## Brief
Reproduce each line bearing the word "بزرگتر".
Records provided start
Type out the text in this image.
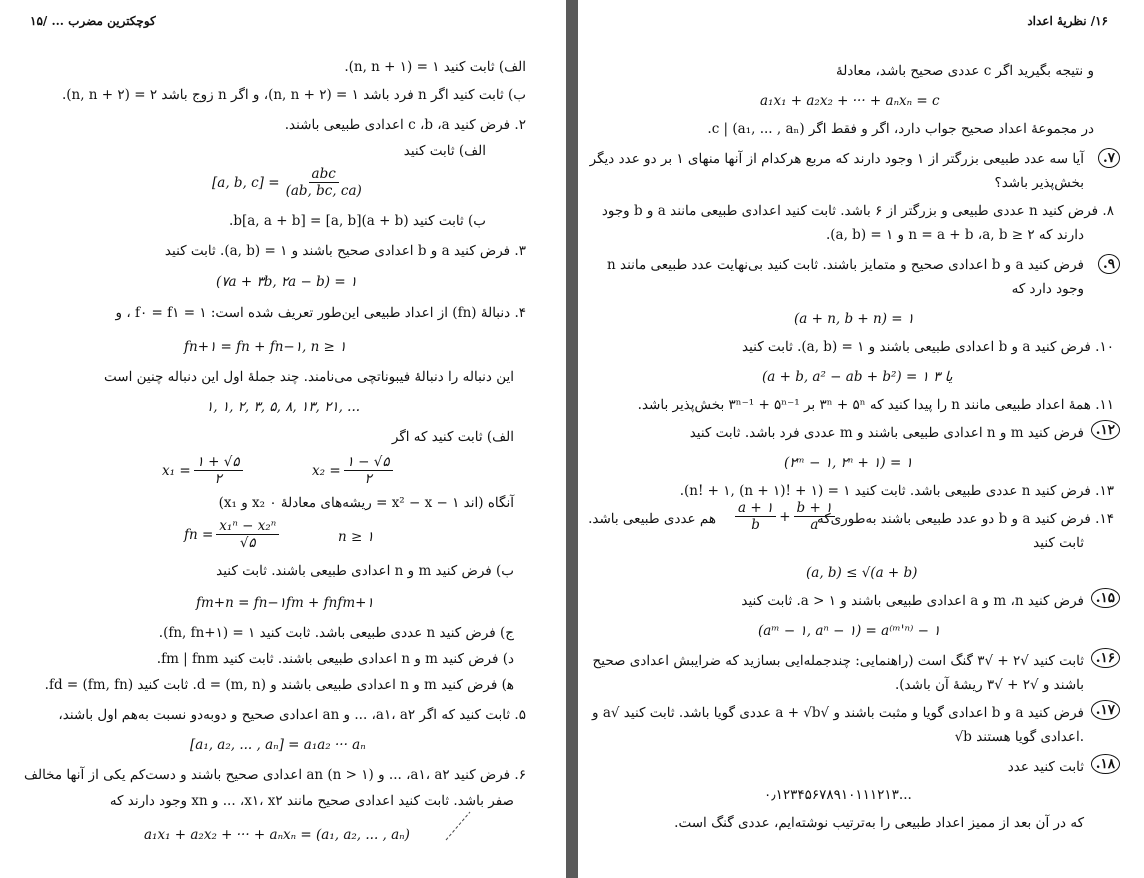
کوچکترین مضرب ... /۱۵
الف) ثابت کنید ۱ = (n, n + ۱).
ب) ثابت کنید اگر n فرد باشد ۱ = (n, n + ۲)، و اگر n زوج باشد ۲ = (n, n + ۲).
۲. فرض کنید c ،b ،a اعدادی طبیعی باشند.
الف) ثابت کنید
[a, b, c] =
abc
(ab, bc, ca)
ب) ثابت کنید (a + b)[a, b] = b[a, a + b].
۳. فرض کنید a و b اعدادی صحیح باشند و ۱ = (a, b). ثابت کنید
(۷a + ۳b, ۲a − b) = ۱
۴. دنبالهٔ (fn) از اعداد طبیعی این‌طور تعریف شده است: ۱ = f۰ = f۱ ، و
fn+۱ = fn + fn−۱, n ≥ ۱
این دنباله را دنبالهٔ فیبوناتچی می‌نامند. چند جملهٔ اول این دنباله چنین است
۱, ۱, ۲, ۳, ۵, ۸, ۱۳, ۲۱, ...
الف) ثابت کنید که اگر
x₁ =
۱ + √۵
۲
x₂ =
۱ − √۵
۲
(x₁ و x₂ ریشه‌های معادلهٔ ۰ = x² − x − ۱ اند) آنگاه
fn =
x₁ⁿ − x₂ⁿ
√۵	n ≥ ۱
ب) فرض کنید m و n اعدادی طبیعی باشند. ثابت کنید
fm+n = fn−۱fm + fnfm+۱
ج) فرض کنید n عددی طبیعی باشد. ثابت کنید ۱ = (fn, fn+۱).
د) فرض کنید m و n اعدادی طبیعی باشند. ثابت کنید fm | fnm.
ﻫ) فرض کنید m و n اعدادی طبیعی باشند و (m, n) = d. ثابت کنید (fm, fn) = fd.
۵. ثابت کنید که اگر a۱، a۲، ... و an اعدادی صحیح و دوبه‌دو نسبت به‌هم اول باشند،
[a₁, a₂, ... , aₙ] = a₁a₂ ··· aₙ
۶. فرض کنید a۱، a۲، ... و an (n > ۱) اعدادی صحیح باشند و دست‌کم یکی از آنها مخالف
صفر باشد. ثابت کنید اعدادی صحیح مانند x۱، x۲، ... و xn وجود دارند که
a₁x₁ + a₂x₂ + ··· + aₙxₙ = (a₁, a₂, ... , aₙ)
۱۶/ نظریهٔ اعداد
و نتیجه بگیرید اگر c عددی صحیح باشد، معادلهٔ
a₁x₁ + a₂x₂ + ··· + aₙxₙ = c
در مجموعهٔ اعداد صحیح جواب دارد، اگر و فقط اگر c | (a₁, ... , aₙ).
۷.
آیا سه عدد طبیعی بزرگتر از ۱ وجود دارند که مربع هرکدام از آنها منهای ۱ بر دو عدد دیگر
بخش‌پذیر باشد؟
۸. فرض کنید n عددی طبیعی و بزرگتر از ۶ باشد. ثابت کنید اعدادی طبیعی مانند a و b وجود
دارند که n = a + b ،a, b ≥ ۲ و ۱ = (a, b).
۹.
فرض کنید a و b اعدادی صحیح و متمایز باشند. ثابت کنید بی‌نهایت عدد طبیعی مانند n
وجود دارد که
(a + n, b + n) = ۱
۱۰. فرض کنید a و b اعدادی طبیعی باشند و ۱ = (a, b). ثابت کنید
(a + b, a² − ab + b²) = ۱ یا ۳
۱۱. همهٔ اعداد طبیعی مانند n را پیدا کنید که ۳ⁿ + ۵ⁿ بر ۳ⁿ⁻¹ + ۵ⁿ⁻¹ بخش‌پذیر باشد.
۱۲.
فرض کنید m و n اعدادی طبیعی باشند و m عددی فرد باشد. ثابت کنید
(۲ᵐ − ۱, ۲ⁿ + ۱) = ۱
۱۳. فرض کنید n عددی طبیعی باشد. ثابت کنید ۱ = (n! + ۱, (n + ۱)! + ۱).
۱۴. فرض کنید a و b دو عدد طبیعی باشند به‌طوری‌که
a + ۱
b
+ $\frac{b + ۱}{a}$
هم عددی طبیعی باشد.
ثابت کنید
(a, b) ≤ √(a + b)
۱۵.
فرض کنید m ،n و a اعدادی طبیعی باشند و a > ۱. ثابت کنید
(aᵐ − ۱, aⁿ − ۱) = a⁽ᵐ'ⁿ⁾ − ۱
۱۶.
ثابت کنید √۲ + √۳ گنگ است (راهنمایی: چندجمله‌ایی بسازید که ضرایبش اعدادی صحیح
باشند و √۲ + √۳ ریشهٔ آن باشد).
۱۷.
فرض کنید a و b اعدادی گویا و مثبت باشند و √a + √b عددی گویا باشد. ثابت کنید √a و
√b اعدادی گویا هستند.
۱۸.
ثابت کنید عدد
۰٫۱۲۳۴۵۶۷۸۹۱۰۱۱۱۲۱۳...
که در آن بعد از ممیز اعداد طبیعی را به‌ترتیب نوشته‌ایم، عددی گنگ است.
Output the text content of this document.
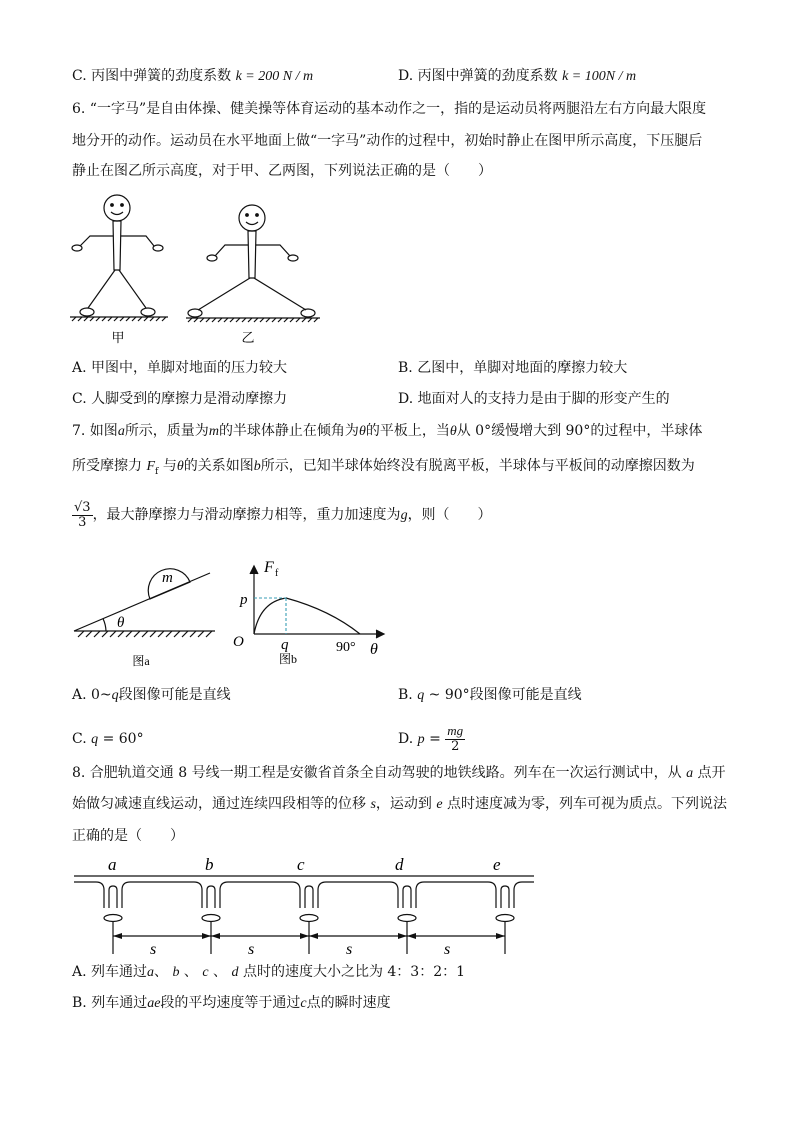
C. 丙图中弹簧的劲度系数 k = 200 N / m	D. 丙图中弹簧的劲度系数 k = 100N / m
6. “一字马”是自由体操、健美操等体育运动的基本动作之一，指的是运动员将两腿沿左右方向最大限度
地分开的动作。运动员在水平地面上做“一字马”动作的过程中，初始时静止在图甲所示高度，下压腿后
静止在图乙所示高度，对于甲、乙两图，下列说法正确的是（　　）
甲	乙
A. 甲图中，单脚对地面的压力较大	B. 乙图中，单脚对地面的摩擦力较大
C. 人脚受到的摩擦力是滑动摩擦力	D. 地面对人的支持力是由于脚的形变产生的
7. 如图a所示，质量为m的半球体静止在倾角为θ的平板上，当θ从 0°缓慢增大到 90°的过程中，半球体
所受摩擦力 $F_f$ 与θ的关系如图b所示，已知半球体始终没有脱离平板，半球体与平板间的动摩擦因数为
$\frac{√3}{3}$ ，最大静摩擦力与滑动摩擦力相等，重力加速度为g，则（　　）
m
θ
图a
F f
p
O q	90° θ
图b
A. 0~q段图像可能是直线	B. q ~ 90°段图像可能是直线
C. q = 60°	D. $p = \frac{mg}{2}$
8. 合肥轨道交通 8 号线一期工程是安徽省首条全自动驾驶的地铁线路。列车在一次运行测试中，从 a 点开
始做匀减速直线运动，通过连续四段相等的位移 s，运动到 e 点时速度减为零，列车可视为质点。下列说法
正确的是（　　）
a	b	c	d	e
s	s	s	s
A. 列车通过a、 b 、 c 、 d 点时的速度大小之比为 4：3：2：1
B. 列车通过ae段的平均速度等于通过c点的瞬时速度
Records provided end
Records provided start
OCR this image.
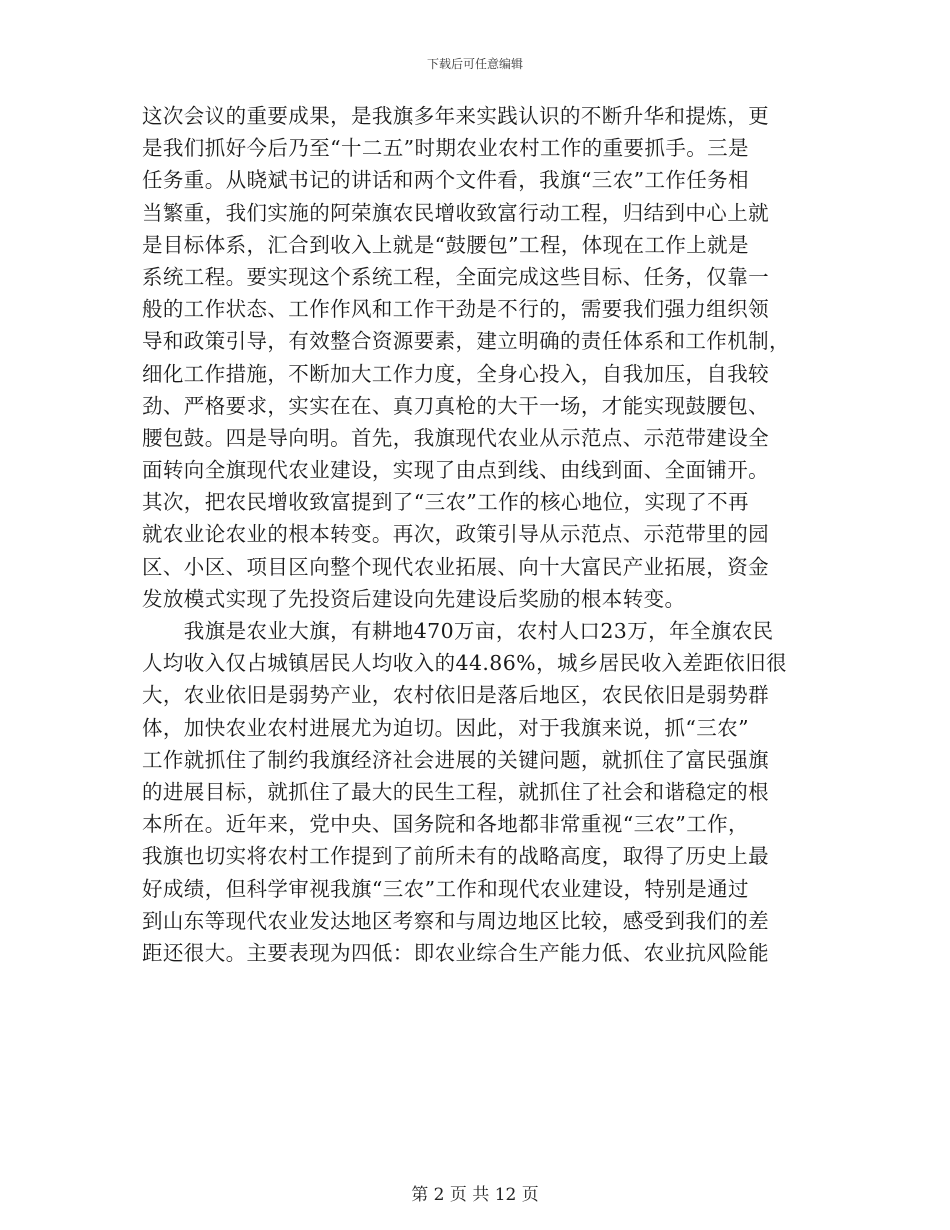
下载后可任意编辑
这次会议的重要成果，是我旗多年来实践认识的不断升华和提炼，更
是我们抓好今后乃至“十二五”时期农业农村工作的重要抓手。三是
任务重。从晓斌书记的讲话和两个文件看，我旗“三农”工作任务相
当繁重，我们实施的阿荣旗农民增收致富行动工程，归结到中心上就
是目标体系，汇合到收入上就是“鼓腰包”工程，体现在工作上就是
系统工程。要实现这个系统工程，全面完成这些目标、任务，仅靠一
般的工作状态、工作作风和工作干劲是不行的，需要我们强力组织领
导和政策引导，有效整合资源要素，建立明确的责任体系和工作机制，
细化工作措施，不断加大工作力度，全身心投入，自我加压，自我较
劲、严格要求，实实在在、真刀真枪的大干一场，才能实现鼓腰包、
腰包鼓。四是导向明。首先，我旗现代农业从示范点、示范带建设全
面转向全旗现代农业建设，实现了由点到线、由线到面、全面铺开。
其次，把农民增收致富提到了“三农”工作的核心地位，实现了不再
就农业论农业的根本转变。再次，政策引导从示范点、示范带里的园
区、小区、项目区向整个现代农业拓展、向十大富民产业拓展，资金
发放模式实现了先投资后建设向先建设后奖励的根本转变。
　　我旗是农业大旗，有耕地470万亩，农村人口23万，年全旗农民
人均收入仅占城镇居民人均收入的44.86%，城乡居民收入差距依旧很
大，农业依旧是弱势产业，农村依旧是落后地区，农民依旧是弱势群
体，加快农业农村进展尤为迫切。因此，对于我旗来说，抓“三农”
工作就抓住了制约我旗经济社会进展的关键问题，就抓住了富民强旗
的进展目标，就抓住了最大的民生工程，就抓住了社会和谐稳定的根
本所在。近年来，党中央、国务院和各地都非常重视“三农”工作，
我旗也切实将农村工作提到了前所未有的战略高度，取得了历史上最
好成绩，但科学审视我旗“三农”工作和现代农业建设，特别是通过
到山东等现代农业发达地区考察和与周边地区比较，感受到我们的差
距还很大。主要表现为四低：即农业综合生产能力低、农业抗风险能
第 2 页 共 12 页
Records provided end
## Answer for this exercise
آیا سه عدد طبیعی بزرگتر از ۱ وجود دارند که مربع هرکدام از آنها منهای ۱ بر دو عدد دیگر
۸. فرض کنید n عددی طبیعی و بزرگتر از ۶ باشد. ثابت کنید اعدادی طبیعی مانند a و b وجود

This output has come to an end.